▸ What is required
Exactly repeat the material, dropping only the pictures.

## Start Supplied information

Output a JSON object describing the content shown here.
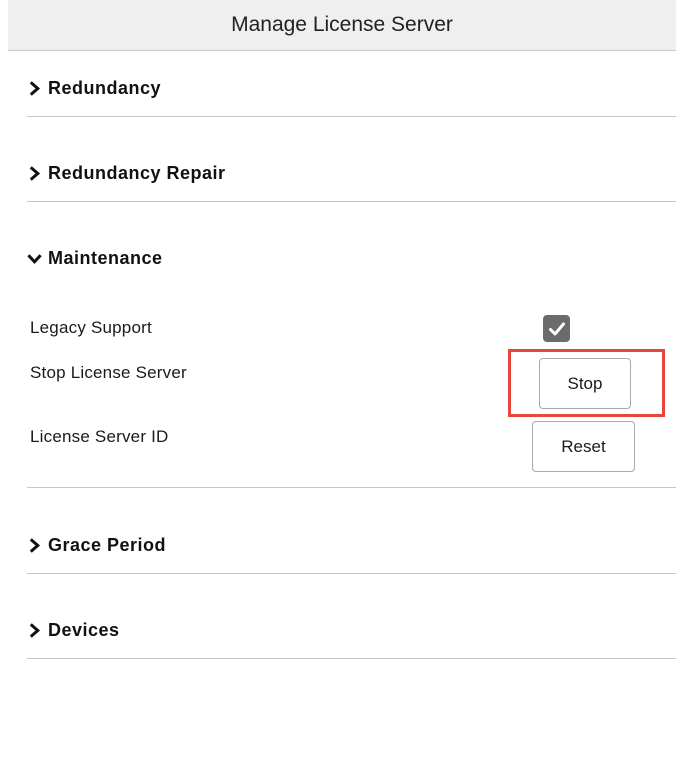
{
  "header": {
    "title": "Manage License Server"
  },
  "sections": [
    {
      "label": "Redundancy",
      "expanded": false,
      "icon": "chevron-right-icon"
    },
    {
      "label": "Redundancy Repair",
      "expanded": false,
      "icon": "chevron-right-icon"
    },
    {
      "label": "Maintenance",
      "expanded": true,
      "icon": "chevron-down-icon"
    },
    {
      "label": "Grace Period",
      "expanded": false,
      "icon": "chevron-right-icon"
    },
    {
      "label": "Devices",
      "expanded": false,
      "icon": "chevron-right-icon"
    }
  ],
  "maintenance": {
    "legacy_support": {
      "label": "Legacy Support",
      "checked": true
    },
    "stop_server": {
      "label": "Stop License Server",
      "button": "Stop"
    },
    "server_id": {
      "label": "License Server ID",
      "button": "Reset"
    }
  },
  "colors": {
    "header_bg": "#efefef",
    "divider": "#c6c6c6",
    "checkbox_fill": "#6b6b6b",
    "highlight": "#e8453c"
  }
}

## End Supplied information

▸ Full output
Output a JSON object describing the content shown here.
{
  "header": {
    "title": "Manage License Server"
  },
  "sections": [
    {
      "label": "Redundancy",
      "expanded": false,
      "icon": "chevron-right-icon"
    },
    {
      "label": "Redundancy Repair",
      "expanded": false,
      "icon": "chevron-right-icon"
    },
    {
      "label": "Maintenance",
      "expanded": true,
      "icon": "chevron-down-icon"
    },
    {
      "label": "Grace Period",
      "expanded": false,
      "icon": "chevron-right-icon"
    },
    {
      "label": "Devices",
      "expanded": false,
      "icon": "chevron-right-icon"
    }
  ],
  "maintenance": {
    "legacy_support": {
      "label": "Legacy Support",
      "checked": true
    },
    "stop_server": {
      "label": "Stop License Server",
      "button": "Stop"
    },
    "server_id": {
      "label": "License Server ID",
      "button": "Reset"
    }
  },
  "colors": {
    "header_bg": "#efefef",
    "divider": "#c6c6c6",
    "checkbox_fill": "#6b6b6b",
    "highlight": "#e8453c"
  }
}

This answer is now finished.